**** Data section ****

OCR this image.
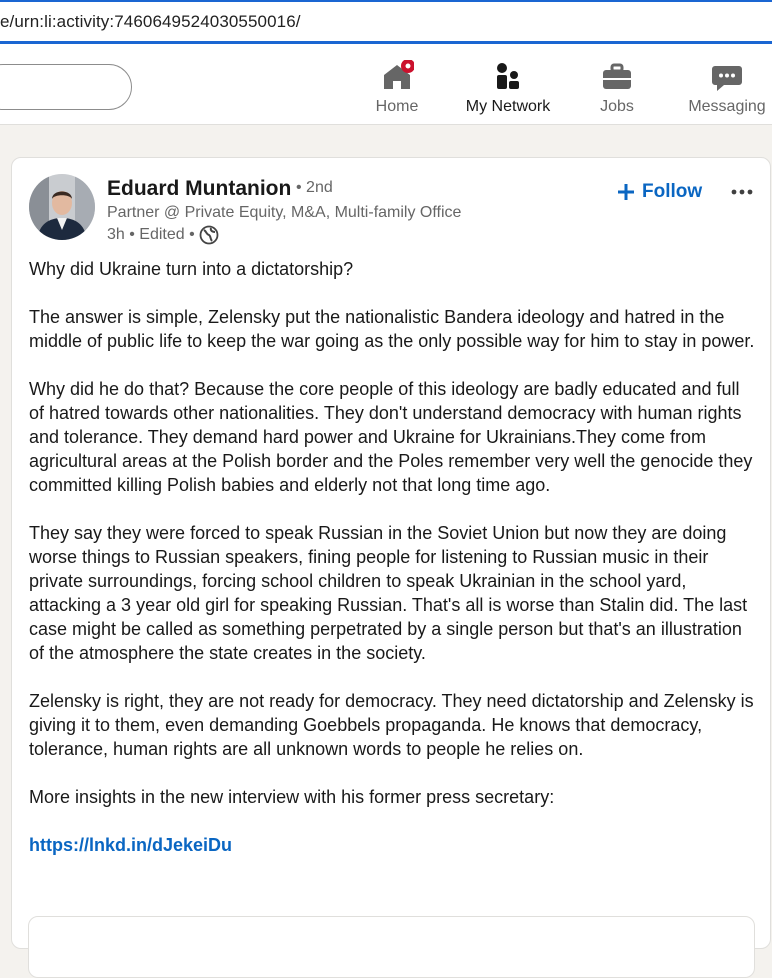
e/urn:li:activity:7460649524030550016/
Home	My Network	Jobs	Messaging
Eduard Muntanion • 2nd
Partner @ Private Equity, M&A, Multi-family Office
3h • Edited •
Follow

Why did Ukraine turn into a dictatorship?

The answer is simple, Zelensky put the nationalistic Bandera ideology and hatred in the middle of public life to keep the war going as the only possible way for him to stay in power.

Why did he do that? Because the core people of this ideology are badly educated and full of hatred towards other nationalities. They don't understand democracy with human rights and tolerance. They demand hard power and Ukraine for Ukrainians.They come from agricultural areas at the Polish border and the Poles remember very well the genocide they committed killing Polish babies and elderly not that long time ago.

They say they were forced to speak Russian in the Soviet Union but now they are doing worse things to Russian speakers, fining people for listening to Russian music in their private surroundings, forcing school children to speak Ukrainian in the school yard, attacking a 3 year old girl for speaking Russian. That's all is worse than Stalin did. The last case might be called as something perpetrated by a single person but that's an illustration of the atmosphere the state creates in the society.

Zelensky is right, they are not ready for democracy. They need dictatorship and Zelensky is giving it to them, even demanding Goebbels propaganda. He knows that democracy, tolerance, human rights are all unknown words to people he relies on.

More insights in the new interview with his former press secretary:

https://lnkd.in/dJekeiDu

****

_Exercise directions_. From the data above, copy each line that has the string "dictatorship".

_Correct result_.
Why did Ukraine turn into a dictatorship?
Zelensky is right, they are not ready for democracy. They need dictatorship and Zelensky is giving it to them, even demanding Goebbels propaganda. He knows that democracy, tolerance, human rights are all unknown words to people he relies on.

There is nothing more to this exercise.